MATERIAL SHOWN:
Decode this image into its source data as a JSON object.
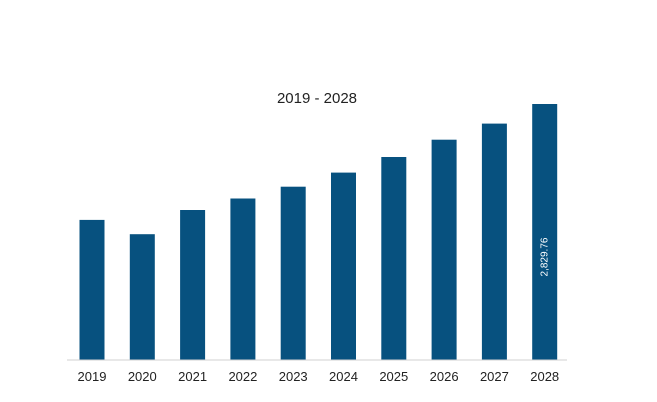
{
  "chart_data": {
    "type": "bar",
    "title": "2019 - 2028",
    "categories": [
      "2019",
      "2020",
      "2021",
      "2022",
      "2023",
      "2024",
      "2025",
      "2026",
      "2027",
      "2028"
    ],
    "values": [
      1549.0,
      1391.0,
      1658.0,
      1785.0,
      1916.0,
      2071.0,
      2244.0,
      2435.0,
      2613.0,
      2829.76
    ],
    "data_labels": [
      "",
      "",
      "",
      "",
      "",
      "",
      "",
      "",
      "",
      "2,829.76"
    ],
    "xlabel": "",
    "ylabel": "",
    "ylim": [
      0,
      2829.76
    ],
    "grid": false,
    "legend": "none",
    "colors": {
      "bar": "#07517F",
      "axis": "#d0d0d0",
      "text": "#222222"
    }
  }
}
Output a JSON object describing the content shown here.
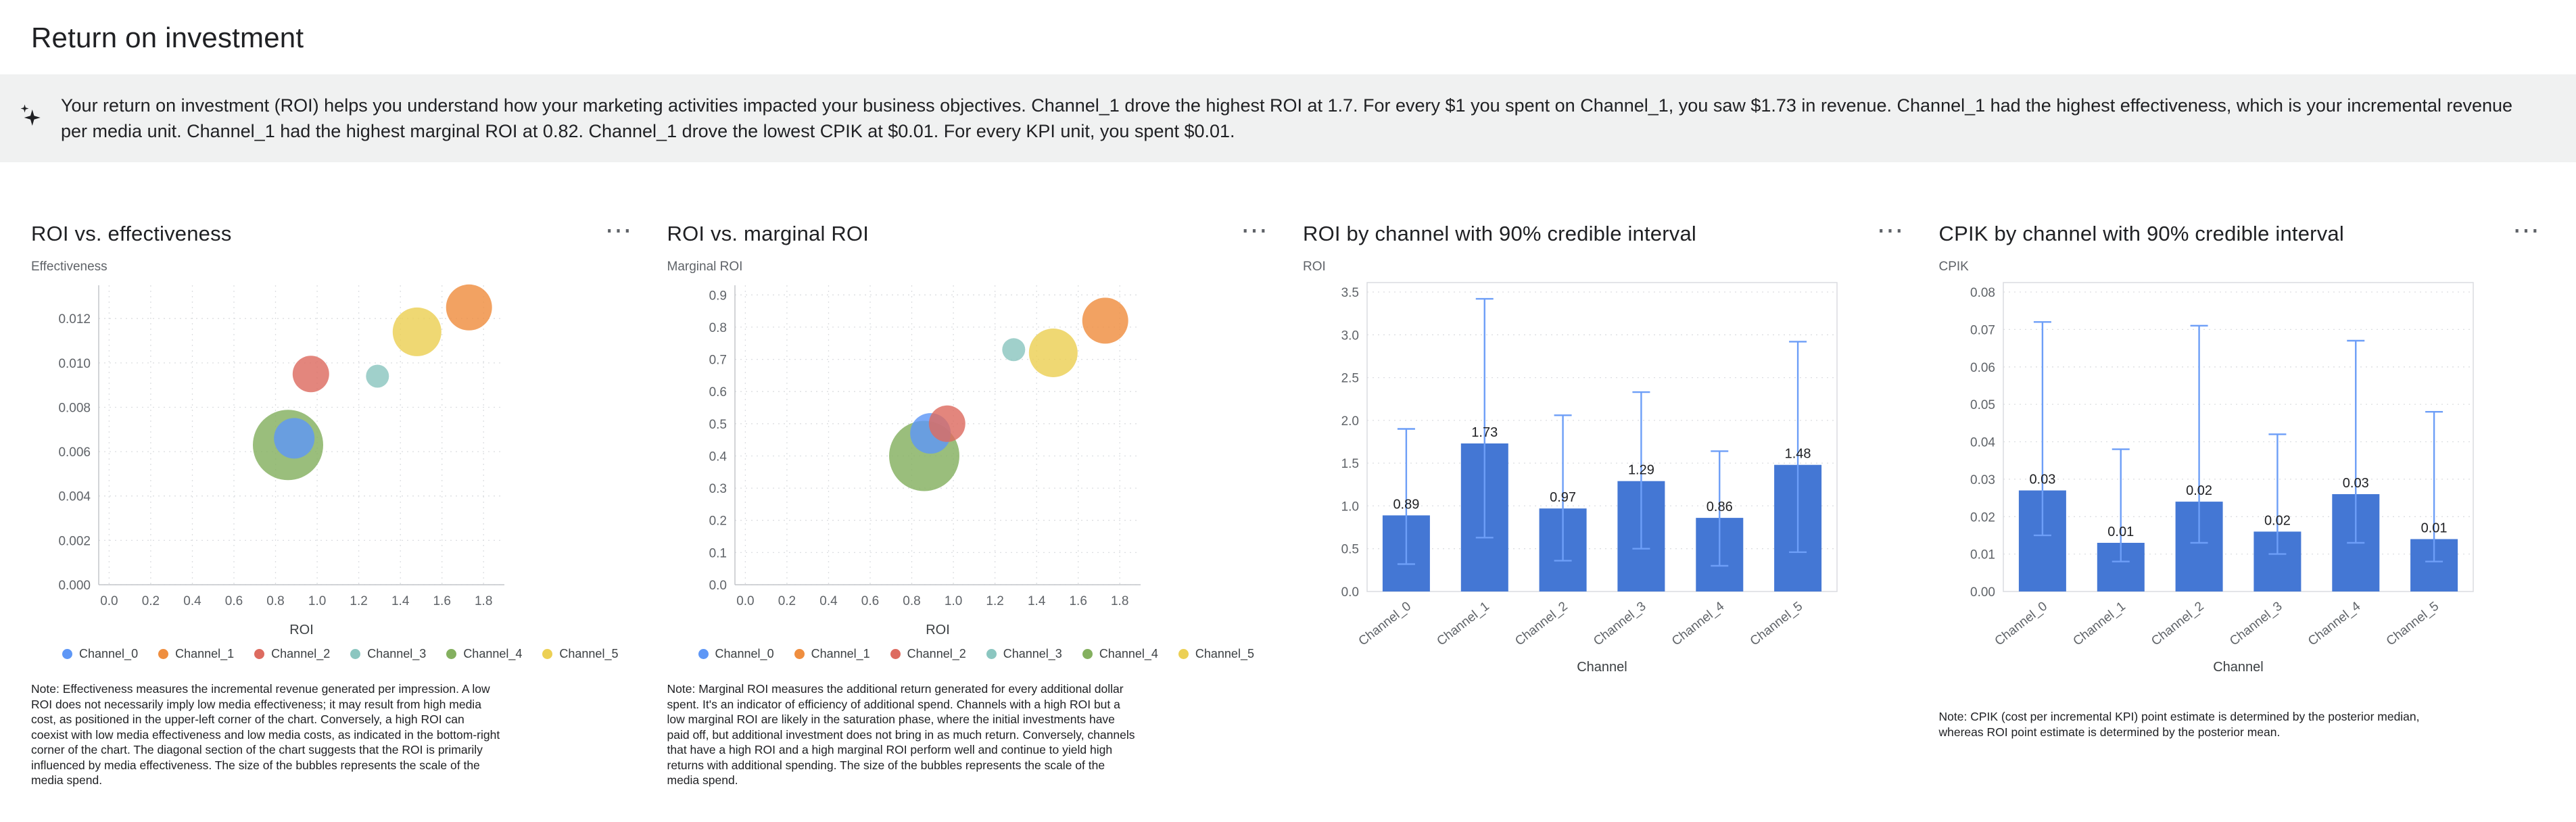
{
  "page": {
    "title": "Return on investment"
  },
  "icons": {
    "more_options": "⋯"
  },
  "insight_banner": {
    "text": "Your return on investment (ROI) helps you understand how your marketing activities impacted your business objectives. Channel_1 drove the highest ROI at 1.7. For every $1 you spent on Channel_1, you saw $1.73 in revenue. Channel_1 had the highest effectiveness, which is your incremental revenue per media unit. Channel_1 had the highest marginal ROI at 0.82. Channel_1 drove the lowest CPIK at $0.01. For every KPI unit, you spent $0.01."
  },
  "channels": [
    "Channel_0",
    "Channel_1",
    "Channel_2",
    "Channel_3",
    "Channel_4",
    "Channel_5"
  ],
  "colors": {
    "channel_palette": [
      "#5e97f6",
      "#ef8e3f",
      "#dd6b60",
      "#8bc6c0",
      "#84b05f",
      "#ecd054"
    ],
    "bar": "#4477d4",
    "ci": "#6d9ef7",
    "banner_bg": "#f0f1f1"
  },
  "chart_data": [
    {
      "type": "scatter",
      "title": "ROI vs. effectiveness",
      "xlabel": "ROI",
      "ylabel": "Effectiveness",
      "xlim": [
        -0.05,
        1.9
      ],
      "ylim": [
        0,
        0.0135
      ],
      "x_ticks": [
        0,
        0.2,
        0.4,
        0.6,
        0.8,
        1.0,
        1.2,
        1.4,
        1.6,
        1.8
      ],
      "x_tick_labels": [
        "0.0",
        "0.2",
        "0.4",
        "0.6",
        "0.8",
        "1.0",
        "1.2",
        "1.4",
        "1.6",
        "1.8"
      ],
      "y_ticks": [
        0,
        0.002,
        0.004,
        0.006,
        0.008,
        0.01,
        0.012
      ],
      "y_tick_labels": [
        "0.000",
        "0.002",
        "0.004",
        "0.006",
        "0.008",
        "0.010",
        "0.012"
      ],
      "series": [
        {
          "name": "Channel_0",
          "x": 0.89,
          "y": 0.0066,
          "size": 30
        },
        {
          "name": "Channel_1",
          "x": 1.73,
          "y": 0.0125,
          "size": 34
        },
        {
          "name": "Channel_2",
          "x": 0.97,
          "y": 0.0095,
          "size": 27
        },
        {
          "name": "Channel_3",
          "x": 1.29,
          "y": 0.0094,
          "size": 17
        },
        {
          "name": "Channel_4",
          "x": 0.86,
          "y": 0.0063,
          "size": 52
        },
        {
          "name": "Channel_5",
          "x": 1.48,
          "y": 0.0114,
          "size": 36
        }
      ],
      "note": "Note: Effectiveness measures the incremental revenue generated per impression. A low ROI does not necessarily imply low media effectiveness; it may result from high media cost, as positioned in the upper-left corner of the chart. Conversely, a high ROI can coexist with low media effectiveness and low media costs, as indicated in the bottom-right corner of the chart. The diagonal section of the chart suggests that the ROI is primarily influenced by media effectiveness. The size of the bubbles represents the scale of the media spend."
    },
    {
      "type": "scatter",
      "title": "ROI vs. marginal ROI",
      "xlabel": "ROI",
      "ylabel": "Marginal ROI",
      "xlim": [
        -0.05,
        1.9
      ],
      "ylim": [
        0,
        0.93
      ],
      "x_ticks": [
        0,
        0.2,
        0.4,
        0.6,
        0.8,
        1.0,
        1.2,
        1.4,
        1.6,
        1.8
      ],
      "x_tick_labels": [
        "0.0",
        "0.2",
        "0.4",
        "0.6",
        "0.8",
        "1.0",
        "1.2",
        "1.4",
        "1.6",
        "1.8"
      ],
      "y_ticks": [
        0,
        0.1,
        0.2,
        0.3,
        0.4,
        0.5,
        0.6,
        0.7,
        0.8,
        0.9
      ],
      "y_tick_labels": [
        "0.0",
        "0.1",
        "0.2",
        "0.3",
        "0.4",
        "0.5",
        "0.6",
        "0.7",
        "0.8",
        "0.9"
      ],
      "series": [
        {
          "name": "Channel_0",
          "x": 0.89,
          "y": 0.47,
          "size": 30
        },
        {
          "name": "Channel_1",
          "x": 1.73,
          "y": 0.82,
          "size": 34
        },
        {
          "name": "Channel_2",
          "x": 0.97,
          "y": 0.5,
          "size": 27
        },
        {
          "name": "Channel_3",
          "x": 1.29,
          "y": 0.73,
          "size": 17
        },
        {
          "name": "Channel_4",
          "x": 0.86,
          "y": 0.4,
          "size": 52
        },
        {
          "name": "Channel_5",
          "x": 1.48,
          "y": 0.72,
          "size": 36
        }
      ],
      "note": "Note: Marginal ROI measures the additional return generated for every additional dollar spent. It's an indicator of efficiency of additional spend. Channels with a high ROI but a low marginal ROI are likely in the saturation phase, where the initial investments have paid off, but additional investment does not bring in as much return. Conversely, channels that have a high ROI and a high marginal ROI perform well and continue to yield high returns with additional spending. The size of the bubbles represents the scale of the media spend."
    },
    {
      "type": "bar",
      "title": "ROI by channel with 90% credible interval",
      "xlabel": "Channel",
      "ylabel": "ROI",
      "categories": [
        "Channel_0",
        "Channel_1",
        "Channel_2",
        "Channel_3",
        "Channel_4",
        "Channel_5"
      ],
      "values": [
        0.89,
        1.73,
        0.97,
        1.29,
        0.86,
        1.48
      ],
      "labels": [
        "0.89",
        "1.73",
        "0.97",
        "1.29",
        "0.86",
        "1.48"
      ],
      "ci_low": [
        0.32,
        0.63,
        0.36,
        0.5,
        0.3,
        0.46
      ],
      "ci_high": [
        1.9,
        3.42,
        2.06,
        2.33,
        1.64,
        2.92
      ],
      "ylim": [
        0,
        3.5
      ],
      "y_ticks": [
        0,
        0.5,
        1,
        1.5,
        2,
        2.5,
        3,
        3.5
      ],
      "y_tick_labels": [
        "0.0",
        "0.5",
        "1.0",
        "1.5",
        "2.0",
        "2.5",
        "3.0",
        "3.5"
      ]
    },
    {
      "type": "bar",
      "title": "CPIK by channel with 90% credible interval",
      "xlabel": "Channel",
      "ylabel": "CPIK",
      "categories": [
        "Channel_0",
        "Channel_1",
        "Channel_2",
        "Channel_3",
        "Channel_4",
        "Channel_5"
      ],
      "values": [
        0.027,
        0.013,
        0.024,
        0.016,
        0.026,
        0.014
      ],
      "labels": [
        "0.03",
        "0.01",
        "0.02",
        "0.02",
        "0.03",
        "0.01"
      ],
      "ci_low": [
        0.015,
        0.008,
        0.013,
        0.01,
        0.013,
        0.008
      ],
      "ci_high": [
        0.072,
        0.038,
        0.071,
        0.042,
        0.067,
        0.048
      ],
      "ylim": [
        0,
        0.08
      ],
      "y_ticks": [
        0,
        0.01,
        0.02,
        0.03,
        0.04,
        0.05,
        0.06,
        0.07,
        0.08
      ],
      "y_tick_labels": [
        "0.00",
        "0.01",
        "0.02",
        "0.03",
        "0.04",
        "0.05",
        "0.06",
        "0.07",
        "0.08"
      ],
      "note": "Note: CPIK (cost per incremental KPI) point estimate is determined by the posterior median, whereas ROI point estimate is determined by the posterior mean."
    }
  ]
}
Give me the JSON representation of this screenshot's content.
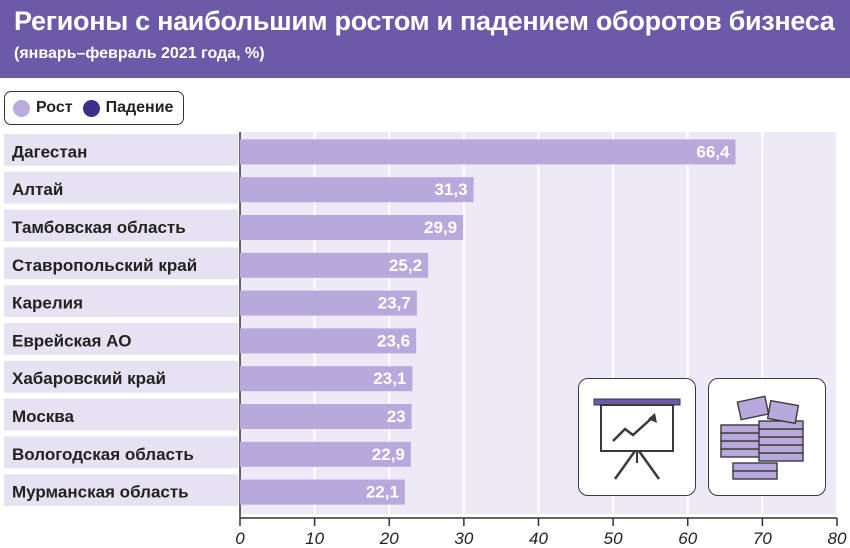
{
  "header": {
    "title": "Регионы с наибольшим ростом и падением оборотов бизнеса",
    "subtitle": "(январь–февраль 2021 года, %)"
  },
  "legend": [
    {
      "label": "Рост",
      "color": "#b9acdc"
    },
    {
      "label": "Падение",
      "color": "#3f2f8c"
    }
  ],
  "colors": {
    "header": "#6a5aa7",
    "bar": "#b8a9dc",
    "label_strip": "#e7e2f2",
    "plot_bg": "#ede9f6"
  },
  "icons": [
    "presentation-chart-icon",
    "money-stacks-icon"
  ],
  "chart_data": {
    "type": "bar",
    "orientation": "horizontal",
    "title": "Регионы с наибольшим ростом и падением оборотов бизнеса",
    "subtitle": "(январь–февраль 2021 года, %)",
    "categories": [
      "Дагестан",
      "Алтай",
      "Тамбовская область",
      "Ставропольский край",
      "Карелия",
      "Еврейская АО",
      "Хабаровский край",
      "Москва",
      "Вологодская область",
      "Мурманская область"
    ],
    "values": [
      66.4,
      31.3,
      29.9,
      25.2,
      23.7,
      23.6,
      23.1,
      23,
      22.9,
      22.1
    ],
    "value_labels": [
      "66,4",
      "31,3",
      "29,9",
      "25,2",
      "23,7",
      "23,6",
      "23,1",
      "23",
      "22,9",
      "22,1"
    ],
    "xlim": [
      0,
      80
    ],
    "xticks": [
      0,
      10,
      20,
      30,
      40,
      50,
      60,
      70,
      80
    ],
    "xtick_labels": [
      "0",
      "10",
      "20",
      "30",
      "40",
      "50",
      "60",
      "70",
      "80"
    ],
    "grid": true,
    "legend_position": "top-left"
  }
}
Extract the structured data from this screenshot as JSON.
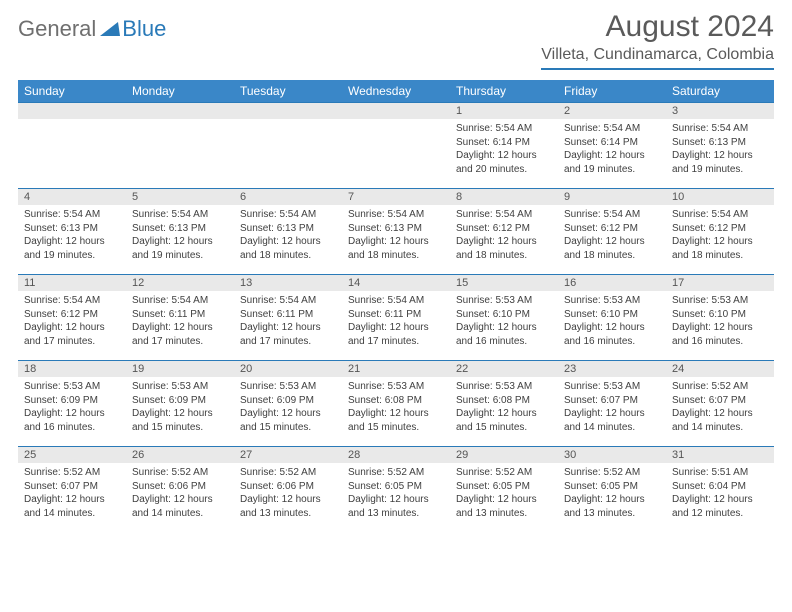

WHAT THE TASK REQUIRES:
Show all lines from the records above where the word "CPIK" occurs.

TASK RESPONSE:
    "text": "Your return on investment (ROI) helps you understand how your marketing activities impacted your business objectives. Channel_1 drove the highest ROI at 1.7. For every $1 you spent on Channel_1, you saw $1.73 in revenue. Channel_1 had the highest effectiveness, which is your incremental revenue per media unit. Channel_1 had the highest marginal ROI at 0.82. Channel_1 drove the lowest CPIK at $0.01. For every KPI unit, you spent $0.01."
      "title": "CPIK by channel with 90% credible interval",
      "ylabel": "CPIK",
      "note": "Note: CPIK (cost per incremental KPI) point estimate is determined by the posterior median, whereas ROI point estimate is determined by the posterior mean."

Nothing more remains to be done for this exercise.